-- START OF LISTED RECORDS --
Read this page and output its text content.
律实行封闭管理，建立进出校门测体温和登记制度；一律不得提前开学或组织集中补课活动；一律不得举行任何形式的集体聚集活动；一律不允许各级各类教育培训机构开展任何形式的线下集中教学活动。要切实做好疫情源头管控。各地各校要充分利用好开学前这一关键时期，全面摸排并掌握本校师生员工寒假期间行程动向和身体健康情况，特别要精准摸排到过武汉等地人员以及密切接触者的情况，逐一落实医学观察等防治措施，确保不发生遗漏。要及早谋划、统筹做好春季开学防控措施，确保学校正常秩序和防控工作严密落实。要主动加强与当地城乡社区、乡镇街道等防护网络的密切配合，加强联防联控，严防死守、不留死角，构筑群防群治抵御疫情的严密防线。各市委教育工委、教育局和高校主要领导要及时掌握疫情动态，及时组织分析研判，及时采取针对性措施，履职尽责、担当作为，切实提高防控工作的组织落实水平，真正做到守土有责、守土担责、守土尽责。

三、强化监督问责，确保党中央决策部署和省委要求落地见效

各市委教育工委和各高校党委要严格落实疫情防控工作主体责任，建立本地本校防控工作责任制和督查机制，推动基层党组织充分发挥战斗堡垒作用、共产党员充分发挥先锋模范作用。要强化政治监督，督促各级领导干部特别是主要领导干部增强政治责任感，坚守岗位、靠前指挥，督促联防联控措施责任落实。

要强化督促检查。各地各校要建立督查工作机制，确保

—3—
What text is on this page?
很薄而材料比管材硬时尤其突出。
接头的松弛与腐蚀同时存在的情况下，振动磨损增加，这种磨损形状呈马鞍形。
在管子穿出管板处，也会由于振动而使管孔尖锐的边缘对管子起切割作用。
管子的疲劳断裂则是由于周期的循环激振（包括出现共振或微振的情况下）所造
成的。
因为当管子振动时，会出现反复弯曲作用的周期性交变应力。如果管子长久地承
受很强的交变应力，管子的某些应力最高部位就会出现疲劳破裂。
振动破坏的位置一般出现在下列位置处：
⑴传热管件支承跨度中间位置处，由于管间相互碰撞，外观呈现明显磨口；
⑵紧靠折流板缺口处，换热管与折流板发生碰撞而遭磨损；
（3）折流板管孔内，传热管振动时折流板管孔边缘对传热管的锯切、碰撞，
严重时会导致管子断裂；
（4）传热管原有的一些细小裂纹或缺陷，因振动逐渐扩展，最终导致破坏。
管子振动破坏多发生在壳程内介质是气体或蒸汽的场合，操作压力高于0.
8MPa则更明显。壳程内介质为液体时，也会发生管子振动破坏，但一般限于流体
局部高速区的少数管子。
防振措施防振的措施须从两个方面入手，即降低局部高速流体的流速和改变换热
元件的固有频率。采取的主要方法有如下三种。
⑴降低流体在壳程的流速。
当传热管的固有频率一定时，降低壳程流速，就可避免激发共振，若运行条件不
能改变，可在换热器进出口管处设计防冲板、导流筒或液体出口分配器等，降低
-- END OF LISTED RECORDS --
EXERCISE BRIEF => Exactly reproduce every record.

THE SOLUTION =>
Read this page and output its text content.
律实行封闭管理，建立进出校门测体温和登记制度；一律不得提前开学或组织集中补课活动；一律不得举行任何形式的集体聚集活动；一律不允许各级各类教育培训机构开展任何形式的线下集中教学活动。要切实做好疫情源头管控。各地各校要充分利用好开学前这一关键时期，全面摸排并掌握本校师生员工寒假期间行程动向和身体健康情况，特别要精准摸排到过武汉等地人员以及密切接触者的情况，逐一落实医学观察等防治措施，确保不发生遗漏。要及早谋划、统筹做好春季开学防控措施，确保学校正常秩序和防控工作严密落实。要主动加强与当地城乡社区、乡镇街道等防护网络的密切配合，加强联防联控，严防死守、不留死角，构筑群防群治抵御疫情的严密防线。各市委教育工委、教育局和高校主要领导要及时掌握疫情动态，及时组织分析研判，及时采取针对性措施，履职尽责、担当作为，切实提高防控工作的组织落实水平，真正做到守土有责、守土担责、守土尽责。

三、强化监督问责，确保党中央决策部署和省委要求落地见效

各市委教育工委和各高校党委要严格落实疫情防控工作主体责任，建立本地本校防控工作责任制和督查机制，推动基层党组织充分发挥战斗堡垒作用、共产党员充分发挥先锋模范作用。要强化政治监督，督促各级领导干部特别是主要领导干部增强政治责任感，坚守岗位、靠前指挥，督促联防联控措施责任落实。

要强化督促检查。各地各校要建立督查工作机制，确保

—3—
What text is on this page?
很薄而材料比管材硬时尤其突出。
接头的松弛与腐蚀同时存在的情况下，振动磨损增加，这种磨损形状呈马鞍形。
在管子穿出管板处，也会由于振动而使管孔尖锐的边缘对管子起切割作用。
管子的疲劳断裂则是由于周期的循环激振（包括出现共振或微振的情况下）所造
成的。
因为当管子振动时，会出现反复弯曲作用的周期性交变应力。如果管子长久地承
受很强的交变应力，管子的某些应力最高部位就会出现疲劳破裂。
振动破坏的位置一般出现在下列位置处：
⑴传热管件支承跨度中间位置处，由于管间相互碰撞，外观呈现明显磨口；
⑵紧靠折流板缺口处，换热管与折流板发生碰撞而遭磨损；
（3）折流板管孔内，传热管振动时折流板管孔边缘对传热管的锯切、碰撞，
严重时会导致管子断裂；
（4）传热管原有的一些细小裂纹或缺陷，因振动逐渐扩展，最终导致破坏。
管子振动破坏多发生在壳程内介质是气体或蒸汽的场合，操作压力高于0.
8MPa则更明显。壳程内介质为液体时，也会发生管子振动破坏，但一般限于流体
局部高速区的少数管子。
防振措施防振的措施须从两个方面入手，即降低局部高速流体的流速和改变换热
元件的固有频率。采取的主要方法有如下三种。
⑴降低流体在壳程的流速。
当传热管的固有频率一定时，降低壳程流速，就可避免激发共振，若运行条件不
能改变，可在换热器进出口管处设计防冲板、导流筒或液体出口分配器等，降低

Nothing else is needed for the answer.